(Records from a data source)
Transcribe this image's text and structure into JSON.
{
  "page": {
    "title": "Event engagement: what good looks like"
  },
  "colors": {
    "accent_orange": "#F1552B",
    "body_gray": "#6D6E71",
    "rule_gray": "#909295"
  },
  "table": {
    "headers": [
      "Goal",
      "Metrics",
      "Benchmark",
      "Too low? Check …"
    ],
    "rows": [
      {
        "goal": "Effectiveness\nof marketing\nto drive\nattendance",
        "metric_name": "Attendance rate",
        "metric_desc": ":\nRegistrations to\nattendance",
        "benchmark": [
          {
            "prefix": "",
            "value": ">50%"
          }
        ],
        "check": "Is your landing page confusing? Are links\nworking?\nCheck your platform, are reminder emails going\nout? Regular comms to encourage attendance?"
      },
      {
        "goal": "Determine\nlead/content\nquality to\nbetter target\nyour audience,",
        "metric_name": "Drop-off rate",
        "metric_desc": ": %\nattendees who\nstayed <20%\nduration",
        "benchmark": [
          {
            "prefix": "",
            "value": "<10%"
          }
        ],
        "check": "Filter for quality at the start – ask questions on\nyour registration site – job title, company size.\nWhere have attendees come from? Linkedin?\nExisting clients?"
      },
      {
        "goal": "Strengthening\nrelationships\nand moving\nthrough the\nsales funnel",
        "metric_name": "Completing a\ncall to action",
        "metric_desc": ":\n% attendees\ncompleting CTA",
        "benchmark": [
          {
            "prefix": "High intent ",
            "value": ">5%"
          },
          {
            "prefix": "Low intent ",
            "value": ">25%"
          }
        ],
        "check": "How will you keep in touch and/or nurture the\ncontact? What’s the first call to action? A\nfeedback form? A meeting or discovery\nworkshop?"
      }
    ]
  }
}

▸ **Problem**
Find "rate". Copy every line it occurs in.

▸ **Answer to this problem**
        "metric_name": "Attendance rate",
        "metric_name": "Drop-off rate",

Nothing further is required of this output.